• [AIM]:
Only lines holding the string "ylabel" are wanted; copy each one from the material.

Chart and figure data:
>> Start
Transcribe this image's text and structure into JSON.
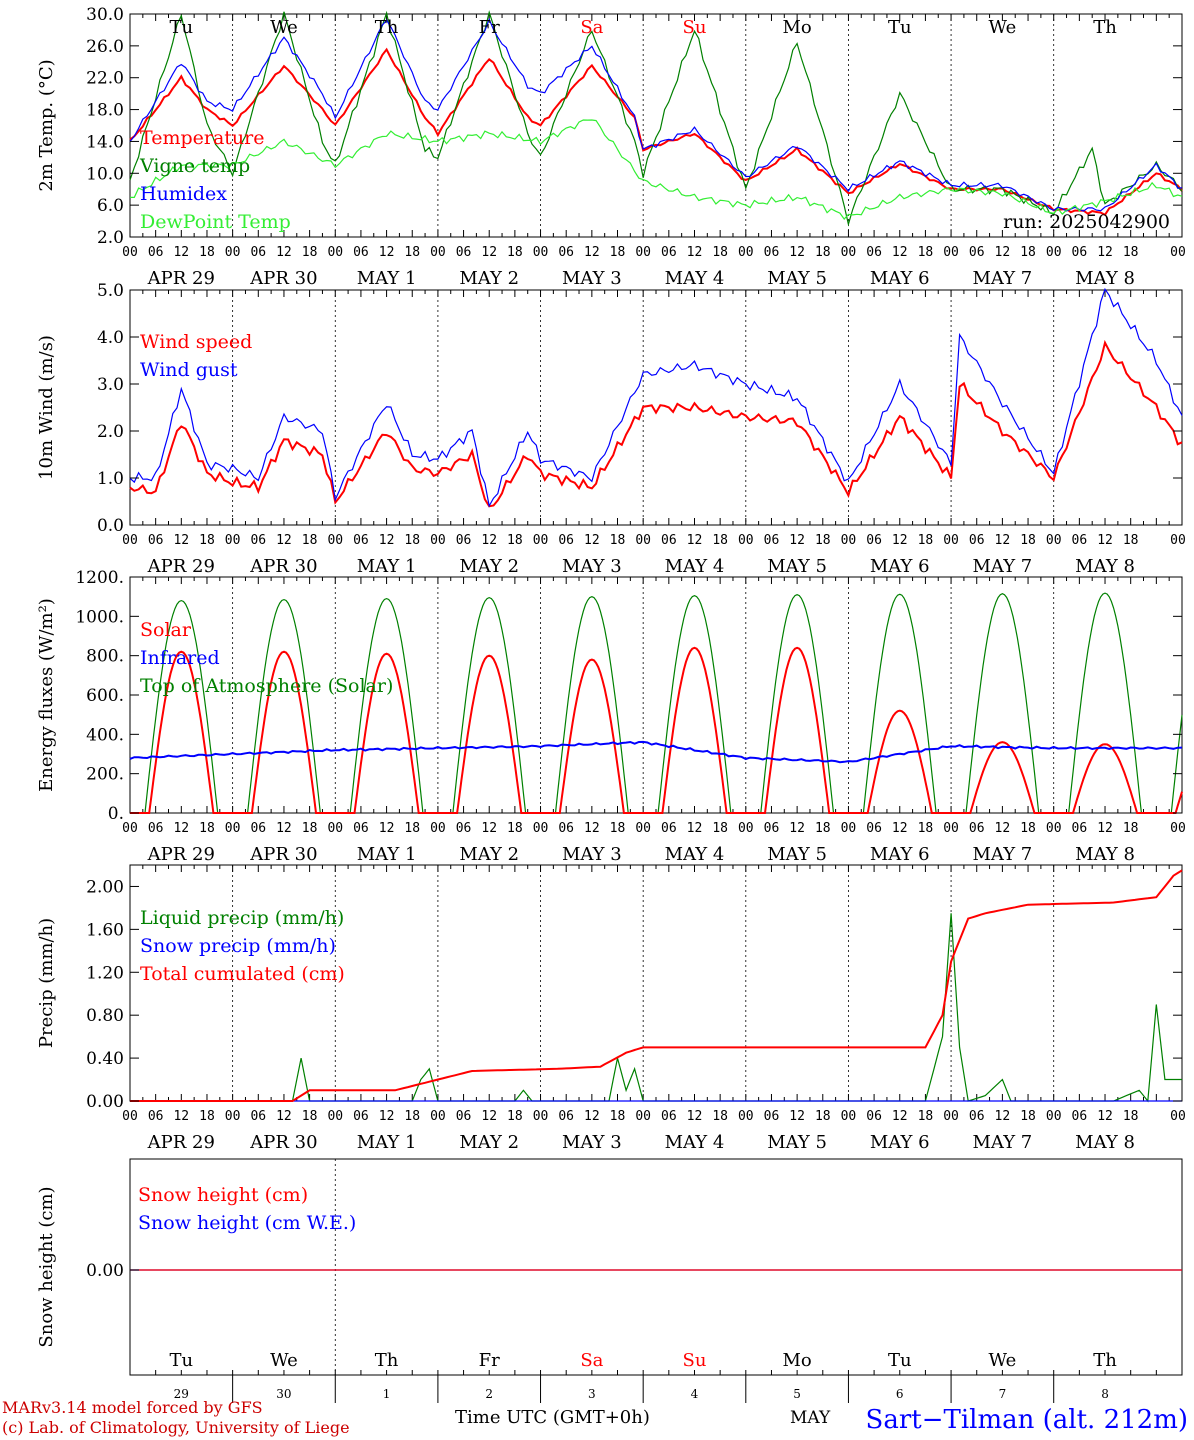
{
  "colors": {
    "red": "#ff0000",
    "green": "#008000",
    "blue": "#0000ff",
    "lightgreen": "#33ee33",
    "darkred": "#cc0000"
  },
  "day_names": [
    "Tu",
    "We",
    "Th",
    "Fr",
    "Sa",
    "Su",
    "Mo",
    "Tu",
    "We",
    "Th"
  ],
  "weekend_days": [
    "Sa",
    "Su"
  ],
  "date_labels": [
    "APR 29",
    "APR 30",
    "MAY  1",
    "MAY  2",
    "MAY  3",
    "MAY  4",
    "MAY  5",
    "MAY  6",
    "MAY  7",
    "MAY  8"
  ],
  "hour_labels": [
    "00",
    "06",
    "12",
    "18"
  ],
  "last_hour_label": "00",
  "day_numbers": [
    "29",
    "30",
    "1",
    "2",
    "3",
    "4",
    "5",
    "6",
    "7",
    "8"
  ],
  "run_label": "run: 2025042900",
  "footer": {
    "credit1": "MARv3.14 model forced by GFS",
    "credit2": "(c) Lab. of Climatology, University of Liege",
    "xlabel": "Time UTC (GMT+0h)",
    "month": "MAY",
    "station": "Sart−Tilman (alt. 212m)"
  },
  "chart_data": [
    {
      "type": "line",
      "ylabel": "2m Temp. (°C)",
      "ylim": [
        2,
        30
      ],
      "yticks": [
        "2.0",
        "6.0",
        "10.0",
        "14.0",
        "18.0",
        "22.0",
        "26.0",
        "30.0"
      ],
      "x_unit": "hours since APR 29 00 UTC",
      "series": [
        {
          "name": "Temperature",
          "color": "red",
          "points": [
            [
              0,
              14
            ],
            [
              12,
              22
            ],
            [
              18,
              18
            ],
            [
              24,
              16
            ],
            [
              36,
              23.5
            ],
            [
              45,
              18
            ],
            [
              48,
              16
            ],
            [
              60,
              25.5
            ],
            [
              69,
              17
            ],
            [
              72,
              15
            ],
            [
              84,
              24.5
            ],
            [
              93,
              17
            ],
            [
              96,
              16
            ],
            [
              108,
              23.5
            ],
            [
              118,
              17
            ],
            [
              120,
              13
            ],
            [
              132,
              15
            ],
            [
              144,
              9
            ],
            [
              156,
              13
            ],
            [
              168,
              7.5
            ],
            [
              180,
              11.2
            ],
            [
              192,
              8
            ],
            [
              204,
              8
            ],
            [
              216,
              5.5
            ],
            [
              228,
              5
            ],
            [
              240,
              10
            ],
            [
              246,
              8
            ]
          ]
        },
        {
          "name": "Vigne temp",
          "color": "green",
          "points": [
            [
              0,
              9
            ],
            [
              12,
              30
            ],
            [
              18,
              16
            ],
            [
              24,
              10
            ],
            [
              36,
              30
            ],
            [
              45,
              14
            ],
            [
              48,
              11
            ],
            [
              60,
              30
            ],
            [
              69,
              13
            ],
            [
              72,
              12
            ],
            [
              84,
              30
            ],
            [
              93,
              15
            ],
            [
              96,
              12
            ],
            [
              108,
              28
            ],
            [
              118,
              14
            ],
            [
              120,
              10
            ],
            [
              132,
              28
            ],
            [
              144,
              8
            ],
            [
              156,
              26.5
            ],
            [
              168,
              4
            ],
            [
              180,
              20
            ],
            [
              192,
              8
            ],
            [
              204,
              8
            ],
            [
              216,
              5
            ],
            [
              225,
              13
            ],
            [
              228,
              6
            ],
            [
              240,
              11
            ],
            [
              246,
              8
            ]
          ]
        },
        {
          "name": "Humidex",
          "color": "blue",
          "points": [
            [
              0,
              14
            ],
            [
              12,
              24
            ],
            [
              18,
              19
            ],
            [
              24,
              18
            ],
            [
              36,
              27
            ],
            [
              45,
              20
            ],
            [
              48,
              17
            ],
            [
              60,
              29.5
            ],
            [
              69,
              19
            ],
            [
              72,
              18
            ],
            [
              84,
              29
            ],
            [
              93,
              21
            ],
            [
              96,
              20
            ],
            [
              108,
              26
            ],
            [
              118,
              17
            ],
            [
              120,
              13
            ],
            [
              132,
              15.5
            ],
            [
              144,
              9.5
            ],
            [
              156,
              13.5
            ],
            [
              168,
              8
            ],
            [
              180,
              11.5
            ],
            [
              192,
              8.5
            ],
            [
              204,
              8.5
            ],
            [
              216,
              5.5
            ],
            [
              228,
              5.5
            ],
            [
              240,
              11
            ],
            [
              246,
              8
            ]
          ]
        },
        {
          "name": "DewPoint Temp",
          "color": "lightgreen",
          "points": [
            [
              0,
              7
            ],
            [
              12,
              11
            ],
            [
              24,
              11
            ],
            [
              36,
              14
            ],
            [
              48,
              11
            ],
            [
              60,
              15
            ],
            [
              72,
              14
            ],
            [
              84,
              15
            ],
            [
              96,
              14
            ],
            [
              108,
              17
            ],
            [
              120,
              9
            ],
            [
              132,
              7
            ],
            [
              144,
              6
            ],
            [
              156,
              7
            ],
            [
              168,
              4.5
            ],
            [
              180,
              7
            ],
            [
              192,
              8
            ],
            [
              204,
              7.5
            ],
            [
              216,
              5
            ],
            [
              228,
              6.5
            ],
            [
              240,
              8.5
            ],
            [
              246,
              7
            ]
          ]
        }
      ]
    },
    {
      "type": "line",
      "ylabel": "10m Wind (m/s)",
      "ylim": [
        0,
        5
      ],
      "yticks": [
        "0.0",
        "1.0",
        "2.0",
        "3.0",
        "4.0",
        "5.0"
      ],
      "series": [
        {
          "name": "Wind speed",
          "color": "red",
          "points": [
            [
              0,
              0.8
            ],
            [
              6,
              0.7
            ],
            [
              12,
              2.2
            ],
            [
              18,
              1.1
            ],
            [
              24,
              0.9
            ],
            [
              30,
              0.8
            ],
            [
              36,
              1.8
            ],
            [
              45,
              1.5
            ],
            [
              48,
              0.5
            ],
            [
              60,
              2
            ],
            [
              66,
              1.2
            ],
            [
              72,
              1.1
            ],
            [
              80,
              1.5
            ],
            [
              84,
              0.3
            ],
            [
              93,
              1.5
            ],
            [
              96,
              1.1
            ],
            [
              108,
              0.8
            ],
            [
              120,
              2.5
            ],
            [
              132,
              2.5
            ],
            [
              144,
              2.3
            ],
            [
              156,
              2.2
            ],
            [
              168,
              0.7
            ],
            [
              180,
              2.3
            ],
            [
              192,
              1.0
            ],
            [
              194,
              3.0
            ],
            [
              204,
              2.0
            ],
            [
              216,
              1.0
            ],
            [
              228,
              3.8
            ],
            [
              240,
              2.5
            ],
            [
              246,
              1.7
            ]
          ]
        },
        {
          "name": "Wind gust",
          "color": "blue",
          "points": [
            [
              0,
              1
            ],
            [
              6,
              1
            ],
            [
              12,
              2.9
            ],
            [
              18,
              1.3
            ],
            [
              24,
              1.2
            ],
            [
              30,
              1.0
            ],
            [
              36,
              2.3
            ],
            [
              45,
              2.0
            ],
            [
              48,
              0.6
            ],
            [
              60,
              2.6
            ],
            [
              66,
              1.5
            ],
            [
              72,
              1.4
            ],
            [
              80,
              2.0
            ],
            [
              84,
              0.4
            ],
            [
              93,
              2.0
            ],
            [
              96,
              1.4
            ],
            [
              108,
              1.0
            ],
            [
              120,
              3.2
            ],
            [
              132,
              3.4
            ],
            [
              144,
              3.0
            ],
            [
              156,
              2.7
            ],
            [
              168,
              0.9
            ],
            [
              180,
              3.0
            ],
            [
              192,
              1.3
            ],
            [
              194,
              4.0
            ],
            [
              204,
              2.6
            ],
            [
              216,
              1.1
            ],
            [
              228,
              5
            ],
            [
              240,
              3.5
            ],
            [
              246,
              2.3
            ]
          ]
        }
      ]
    },
    {
      "type": "line",
      "ylabel": "Energy fluxes (W/m²)",
      "ylim": [
        0,
        1200
      ],
      "yticks": [
        "0.",
        "200.",
        "400.",
        "600.",
        "800.",
        "1000.",
        "1200."
      ],
      "series": [
        {
          "name": "Solar",
          "color": "red",
          "daily_peak": [
            820,
            820,
            810,
            800,
            780,
            840,
            840,
            520,
            360,
            350
          ]
        },
        {
          "name": "Infrared",
          "color": "blue",
          "points": [
            [
              0,
              280
            ],
            [
              24,
              300
            ],
            [
              48,
              320
            ],
            [
              72,
              330
            ],
            [
              96,
              340
            ],
            [
              120,
              360
            ],
            [
              144,
              280
            ],
            [
              168,
              260
            ],
            [
              192,
              340
            ],
            [
              216,
              330
            ],
            [
              240,
              330
            ],
            [
              246,
              330
            ]
          ]
        },
        {
          "name": "Top of Atmosphere (Solar)",
          "color": "green",
          "daily_peak": [
            1080,
            1085,
            1090,
            1095,
            1100,
            1105,
            1110,
            1112,
            1115,
            1118
          ]
        }
      ]
    },
    {
      "type": "line",
      "ylabel": "Precip (mm/h)",
      "ylim": [
        0,
        2.2
      ],
      "yticks": [
        "0.00",
        "0.40",
        "0.80",
        "1.20",
        "1.60",
        "2.00"
      ],
      "series": [
        {
          "name": "Liquid precip (mm/h)",
          "color": "green",
          "points": [
            [
              0,
              0
            ],
            [
              38,
              0
            ],
            [
              40,
              0.4
            ],
            [
              42,
              0
            ],
            [
              66,
              0
            ],
            [
              68,
              0.2
            ],
            [
              70,
              0.3
            ],
            [
              72,
              0
            ],
            [
              90,
              0
            ],
            [
              92,
              0.1
            ],
            [
              94,
              0
            ],
            [
              112,
              0
            ],
            [
              114,
              0.4
            ],
            [
              116,
              0.1
            ],
            [
              118,
              0.3
            ],
            [
              120,
              0
            ],
            [
              186,
              0
            ],
            [
              190,
              0.6
            ],
            [
              192,
              1.75
            ],
            [
              194,
              0.5
            ],
            [
              196,
              0
            ],
            [
              200,
              0.05
            ],
            [
              204,
              0.2
            ],
            [
              206,
              0
            ],
            [
              230,
              0
            ],
            [
              236,
              0.1
            ],
            [
              238,
              0
            ],
            [
              240,
              0.9
            ],
            [
              242,
              0.2
            ],
            [
              246,
              0.2
            ]
          ]
        },
        {
          "name": "Snow precip (mm/h)",
          "color": "blue",
          "points": [
            [
              0,
              0
            ],
            [
              246,
              0
            ]
          ]
        },
        {
          "name": "Total cumulated (cm)",
          "color": "red",
          "points": [
            [
              0,
              0
            ],
            [
              38,
              0
            ],
            [
              42,
              0.1
            ],
            [
              62,
              0.1
            ],
            [
              72,
              0.2
            ],
            [
              80,
              0.28
            ],
            [
              100,
              0.3
            ],
            [
              110,
              0.32
            ],
            [
              116,
              0.45
            ],
            [
              120,
              0.5
            ],
            [
              186,
              0.5
            ],
            [
              190,
              0.8
            ],
            [
              192,
              1.3
            ],
            [
              196,
              1.7
            ],
            [
              200,
              1.75
            ],
            [
              210,
              1.83
            ],
            [
              230,
              1.85
            ],
            [
              240,
              1.9
            ],
            [
              244,
              2.1
            ],
            [
              246,
              2.15
            ]
          ]
        }
      ]
    },
    {
      "type": "line",
      "ylabel": "Snow height (cm)",
      "yticks": [
        "0.00"
      ],
      "series": [
        {
          "name": "Snow height (cm)",
          "color": "red",
          "points": [
            [
              0,
              0
            ],
            [
              246,
              0
            ]
          ]
        },
        {
          "name": "Snow height (cm W.E.)",
          "color": "blue",
          "points": [
            [
              0,
              0
            ],
            [
              246,
              0
            ]
          ]
        }
      ]
    }
  ]
}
>> End
• [ANSWER TO THE PROBLEM]:
      "ylabel": "2m Temp. (°C)",
      "ylabel": "10m Wind (m/s)",
      "ylabel": "Energy fluxes (W/m²)",
      "ylabel": "Precip (mm/h)",
      "ylabel": "Snow height (cm)",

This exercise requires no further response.